**GIVEN INSTRUCTION:** A faithful transcription of all the data is required.

**GIVEN DATA:**
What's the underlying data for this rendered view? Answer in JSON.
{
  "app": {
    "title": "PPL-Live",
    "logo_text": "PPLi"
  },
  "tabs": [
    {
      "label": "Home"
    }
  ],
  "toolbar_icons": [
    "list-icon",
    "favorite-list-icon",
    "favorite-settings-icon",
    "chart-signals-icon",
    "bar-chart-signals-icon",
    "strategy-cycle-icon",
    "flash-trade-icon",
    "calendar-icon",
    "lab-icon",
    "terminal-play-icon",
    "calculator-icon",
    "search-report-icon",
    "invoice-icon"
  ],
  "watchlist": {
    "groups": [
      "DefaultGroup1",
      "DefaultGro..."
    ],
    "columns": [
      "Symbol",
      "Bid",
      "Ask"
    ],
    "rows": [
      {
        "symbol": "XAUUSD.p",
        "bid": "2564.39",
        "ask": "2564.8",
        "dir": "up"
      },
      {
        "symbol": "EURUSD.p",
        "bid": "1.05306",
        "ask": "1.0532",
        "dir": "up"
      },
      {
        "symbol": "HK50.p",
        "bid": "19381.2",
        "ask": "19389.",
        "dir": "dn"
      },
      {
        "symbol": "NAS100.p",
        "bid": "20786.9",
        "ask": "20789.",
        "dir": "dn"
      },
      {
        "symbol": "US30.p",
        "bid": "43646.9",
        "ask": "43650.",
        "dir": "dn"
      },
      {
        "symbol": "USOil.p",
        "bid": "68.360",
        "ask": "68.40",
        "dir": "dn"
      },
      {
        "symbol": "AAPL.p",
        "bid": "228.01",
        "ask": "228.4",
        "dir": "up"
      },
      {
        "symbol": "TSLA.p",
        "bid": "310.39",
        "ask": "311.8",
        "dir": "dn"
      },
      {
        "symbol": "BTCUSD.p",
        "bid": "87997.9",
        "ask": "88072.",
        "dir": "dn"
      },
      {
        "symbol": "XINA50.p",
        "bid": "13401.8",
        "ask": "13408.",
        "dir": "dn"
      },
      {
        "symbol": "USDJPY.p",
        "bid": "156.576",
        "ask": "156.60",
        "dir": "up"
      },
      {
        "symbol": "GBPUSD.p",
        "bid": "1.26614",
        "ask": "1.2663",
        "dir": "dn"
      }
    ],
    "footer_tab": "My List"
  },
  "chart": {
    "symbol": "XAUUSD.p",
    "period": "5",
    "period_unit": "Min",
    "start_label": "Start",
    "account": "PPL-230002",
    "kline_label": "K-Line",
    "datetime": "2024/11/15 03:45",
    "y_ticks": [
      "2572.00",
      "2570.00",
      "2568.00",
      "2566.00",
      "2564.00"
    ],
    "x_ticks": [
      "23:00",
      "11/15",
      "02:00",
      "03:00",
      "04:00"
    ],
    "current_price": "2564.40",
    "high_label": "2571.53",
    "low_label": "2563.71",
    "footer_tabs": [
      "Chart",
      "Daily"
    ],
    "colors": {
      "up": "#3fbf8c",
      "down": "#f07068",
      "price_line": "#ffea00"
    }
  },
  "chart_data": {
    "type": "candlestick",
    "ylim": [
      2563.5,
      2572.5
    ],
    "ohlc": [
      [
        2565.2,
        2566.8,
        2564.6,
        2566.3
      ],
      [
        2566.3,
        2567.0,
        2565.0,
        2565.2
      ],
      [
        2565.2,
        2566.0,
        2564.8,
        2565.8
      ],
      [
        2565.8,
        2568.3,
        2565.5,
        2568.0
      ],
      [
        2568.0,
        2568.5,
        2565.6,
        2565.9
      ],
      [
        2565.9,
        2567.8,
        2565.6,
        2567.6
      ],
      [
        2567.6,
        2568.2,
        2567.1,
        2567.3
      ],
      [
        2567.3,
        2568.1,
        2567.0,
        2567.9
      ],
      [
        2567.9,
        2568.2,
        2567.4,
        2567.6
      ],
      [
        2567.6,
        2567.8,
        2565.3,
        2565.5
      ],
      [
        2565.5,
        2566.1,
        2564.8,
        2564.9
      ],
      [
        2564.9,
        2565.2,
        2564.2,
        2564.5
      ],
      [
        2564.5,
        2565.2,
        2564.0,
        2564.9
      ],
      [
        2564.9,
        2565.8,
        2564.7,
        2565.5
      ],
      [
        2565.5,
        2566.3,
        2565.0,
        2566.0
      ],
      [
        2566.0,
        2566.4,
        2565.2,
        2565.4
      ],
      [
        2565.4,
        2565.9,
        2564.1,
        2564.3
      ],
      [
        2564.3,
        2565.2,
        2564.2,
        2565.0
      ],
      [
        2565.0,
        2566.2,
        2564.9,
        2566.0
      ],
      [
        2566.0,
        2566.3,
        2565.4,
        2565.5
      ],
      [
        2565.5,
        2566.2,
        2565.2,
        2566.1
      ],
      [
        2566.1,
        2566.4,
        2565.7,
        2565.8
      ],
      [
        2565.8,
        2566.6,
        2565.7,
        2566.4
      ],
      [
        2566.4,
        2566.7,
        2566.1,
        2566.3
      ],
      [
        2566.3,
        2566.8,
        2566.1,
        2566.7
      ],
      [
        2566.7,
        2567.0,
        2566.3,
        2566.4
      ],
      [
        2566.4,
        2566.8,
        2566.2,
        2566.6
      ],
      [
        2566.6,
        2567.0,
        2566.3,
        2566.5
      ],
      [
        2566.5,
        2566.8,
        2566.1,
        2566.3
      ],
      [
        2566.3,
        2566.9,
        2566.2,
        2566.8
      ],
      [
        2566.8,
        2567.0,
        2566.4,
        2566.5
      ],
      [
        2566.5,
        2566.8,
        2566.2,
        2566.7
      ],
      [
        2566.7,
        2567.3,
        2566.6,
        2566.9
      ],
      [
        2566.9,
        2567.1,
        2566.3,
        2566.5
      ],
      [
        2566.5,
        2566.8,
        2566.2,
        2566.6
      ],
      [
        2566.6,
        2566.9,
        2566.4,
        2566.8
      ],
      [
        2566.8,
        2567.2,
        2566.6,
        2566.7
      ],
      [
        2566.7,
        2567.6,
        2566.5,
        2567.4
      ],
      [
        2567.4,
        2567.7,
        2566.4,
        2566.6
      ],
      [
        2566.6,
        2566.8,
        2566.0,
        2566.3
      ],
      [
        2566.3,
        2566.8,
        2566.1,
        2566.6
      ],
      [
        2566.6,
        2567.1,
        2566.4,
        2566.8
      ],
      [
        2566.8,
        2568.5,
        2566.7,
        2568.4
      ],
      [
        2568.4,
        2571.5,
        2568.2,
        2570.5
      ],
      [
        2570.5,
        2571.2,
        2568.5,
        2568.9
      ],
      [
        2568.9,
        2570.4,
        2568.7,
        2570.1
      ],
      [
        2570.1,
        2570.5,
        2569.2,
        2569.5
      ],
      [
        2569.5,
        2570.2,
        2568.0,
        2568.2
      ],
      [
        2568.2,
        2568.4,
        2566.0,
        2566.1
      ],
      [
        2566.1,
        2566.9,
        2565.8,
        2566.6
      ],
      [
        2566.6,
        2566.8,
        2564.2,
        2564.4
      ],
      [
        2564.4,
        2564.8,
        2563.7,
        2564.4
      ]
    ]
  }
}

**EXERCISE RESPONSE:**
What's the underlying data for this rendered view? Answer in JSON.
{
  "app": {
    "title": "PPL-Live",
    "logo_text": "PPLi"
  },
  "tabs": [
    {
      "label": "Home"
    }
  ],
  "toolbar_icons": [
    "list-icon",
    "favorite-list-icon",
    "favorite-settings-icon",
    "chart-signals-icon",
    "bar-chart-signals-icon",
    "strategy-cycle-icon",
    "flash-trade-icon",
    "calendar-icon",
    "lab-icon",
    "terminal-play-icon",
    "calculator-icon",
    "search-report-icon",
    "invoice-icon"
  ],
  "watchlist": {
    "groups": [
      "DefaultGroup1",
      "DefaultGro..."
    ],
    "columns": [
      "Symbol",
      "Bid",
      "Ask"
    ],
    "rows": [
      {
        "symbol": "XAUUSD.p",
        "bid": "2564.39",
        "ask": "2564.8",
        "dir": "up"
      },
      {
        "symbol": "EURUSD.p",
        "bid": "1.05306",
        "ask": "1.0532",
        "dir": "up"
      },
      {
        "symbol": "HK50.p",
        "bid": "19381.2",
        "ask": "19389.",
        "dir": "dn"
      },
      {
        "symbol": "NAS100.p",
        "bid": "20786.9",
        "ask": "20789.",
        "dir": "dn"
      },
      {
        "symbol": "US30.p",
        "bid": "43646.9",
        "ask": "43650.",
        "dir": "dn"
      },
      {
        "symbol": "USOil.p",
        "bid": "68.360",
        "ask": "68.40",
        "dir": "dn"
      },
      {
        "symbol": "AAPL.p",
        "bid": "228.01",
        "ask": "228.4",
        "dir": "up"
      },
      {
        "symbol": "TSLA.p",
        "bid": "310.39",
        "ask": "311.8",
        "dir": "dn"
      },
      {
        "symbol": "BTCUSD.p",
        "bid": "87997.9",
        "ask": "88072.",
        "dir": "dn"
      },
      {
        "symbol": "XINA50.p",
        "bid": "13401.8",
        "ask": "13408.",
        "dir": "dn"
      },
      {
        "symbol": "USDJPY.p",
        "bid": "156.576",
        "ask": "156.60",
        "dir": "up"
      },
      {
        "symbol": "GBPUSD.p",
        "bid": "1.26614",
        "ask": "1.2663",
        "dir": "dn"
      }
    ],
    "footer_tab": "My List"
  },
  "chart": {
    "symbol": "XAUUSD.p",
    "period": "5",
    "period_unit": "Min",
    "start_label": "Start",
    "account": "PPL-230002",
    "kline_label": "K-Line",
    "datetime": "2024/11/15 03:45",
    "y_ticks": [
      "2572.00",
      "2570.00",
      "2568.00",
      "2566.00",
      "2564.00"
    ],
    "x_ticks": [
      "23:00",
      "11/15",
      "02:00",
      "03:00",
      "04:00"
    ],
    "current_price": "2564.40",
    "high_label": "2571.53",
    "low_label": "2563.71",
    "footer_tabs": [
      "Chart",
      "Daily"
    ],
    "colors": {
      "up": "#3fbf8c",
      "down": "#f07068",
      "price_line": "#ffea00"
    }
  },
  "chart_data": {
    "type": "candlestick",
    "ylim": [
      2563.5,
      2572.5
    ],
    "ohlc": [
      [
        2565.2,
        2566.8,
        2564.6,
        2566.3
      ],
      [
        2566.3,
        2567.0,
        2565.0,
        2565.2
      ],
      [
        2565.2,
        2566.0,
        2564.8,
        2565.8
      ],
      [
        2565.8,
        2568.3,
        2565.5,
        2568.0
      ],
      [
        2568.0,
        2568.5,
        2565.6,
        2565.9
      ],
      [
        2565.9,
        2567.8,
        2565.6,
        2567.6
      ],
      [
        2567.6,
        2568.2,
        2567.1,
        2567.3
      ],
      [
        2567.3,
        2568.1,
        2567.0,
        2567.9
      ],
      [
        2567.9,
        2568.2,
        2567.4,
        2567.6
      ],
      [
        2567.6,
        2567.8,
        2565.3,
        2565.5
      ],
      [
        2565.5,
        2566.1,
        2564.8,
        2564.9
      ],
      [
        2564.9,
        2565.2,
        2564.2,
        2564.5
      ],
      [
        2564.5,
        2565.2,
        2564.0,
        2564.9
      ],
      [
        2564.9,
        2565.8,
        2564.7,
        2565.5
      ],
      [
        2565.5,
        2566.3,
        2565.0,
        2566.0
      ],
      [
        2566.0,
        2566.4,
        2565.2,
        2565.4
      ],
      [
        2565.4,
        2565.9,
        2564.1,
        2564.3
      ],
      [
        2564.3,
        2565.2,
        2564.2,
        2565.0
      ],
      [
        2565.0,
        2566.2,
        2564.9,
        2566.0
      ],
      [
        2566.0,
        2566.3,
        2565.4,
        2565.5
      ],
      [
        2565.5,
        2566.2,
        2565.2,
        2566.1
      ],
      [
        2566.1,
        2566.4,
        2565.7,
        2565.8
      ],
      [
        2565.8,
        2566.6,
        2565.7,
        2566.4
      ],
      [
        2566.4,
        2566.7,
        2566.1,
        2566.3
      ],
      [
        2566.3,
        2566.8,
        2566.1,
        2566.7
      ],
      [
        2566.7,
        2567.0,
        2566.3,
        2566.4
      ],
      [
        2566.4,
        2566.8,
        2566.2,
        2566.6
      ],
      [
        2566.6,
        2567.0,
        2566.3,
        2566.5
      ],
      [
        2566.5,
        2566.8,
        2566.1,
        2566.3
      ],
      [
        2566.3,
        2566.9,
        2566.2,
        2566.8
      ],
      [
        2566.8,
        2567.0,
        2566.4,
        2566.5
      ],
      [
        2566.5,
        2566.8,
        2566.2,
        2566.7
      ],
      [
        2566.7,
        2567.3,
        2566.6,
        2566.9
      ],
      [
        2566.9,
        2567.1,
        2566.3,
        2566.5
      ],
      [
        2566.5,
        2566.8,
        2566.2,
        2566.6
      ],
      [
        2566.6,
        2566.9,
        2566.4,
        2566.8
      ],
      [
        2566.8,
        2567.2,
        2566.6,
        2566.7
      ],
      [
        2566.7,
        2567.6,
        2566.5,
        2567.4
      ],
      [
        2567.4,
        2567.7,
        2566.4,
        2566.6
      ],
      [
        2566.6,
        2566.8,
        2566.0,
        2566.3
      ],
      [
        2566.3,
        2566.8,
        2566.1,
        2566.6
      ],
      [
        2566.6,
        2567.1,
        2566.4,
        2566.8
      ],
      [
        2566.8,
        2568.5,
        2566.7,
        2568.4
      ],
      [
        2568.4,
        2571.5,
        2568.2,
        2570.5
      ],
      [
        2570.5,
        2571.2,
        2568.5,
        2568.9
      ],
      [
        2568.9,
        2570.4,
        2568.7,
        2570.1
      ],
      [
        2570.1,
        2570.5,
        2569.2,
        2569.5
      ],
      [
        2569.5,
        2570.2,
        2568.0,
        2568.2
      ],
      [
        2568.2,
        2568.4,
        2566.0,
        2566.1
      ],
      [
        2566.1,
        2566.9,
        2565.8,
        2566.6
      ],
      [
        2566.6,
        2566.8,
        2564.2,
        2564.4
      ],
      [
        2564.4,
        2564.8,
        2563.7,
        2564.4
      ]
    ]
  }
}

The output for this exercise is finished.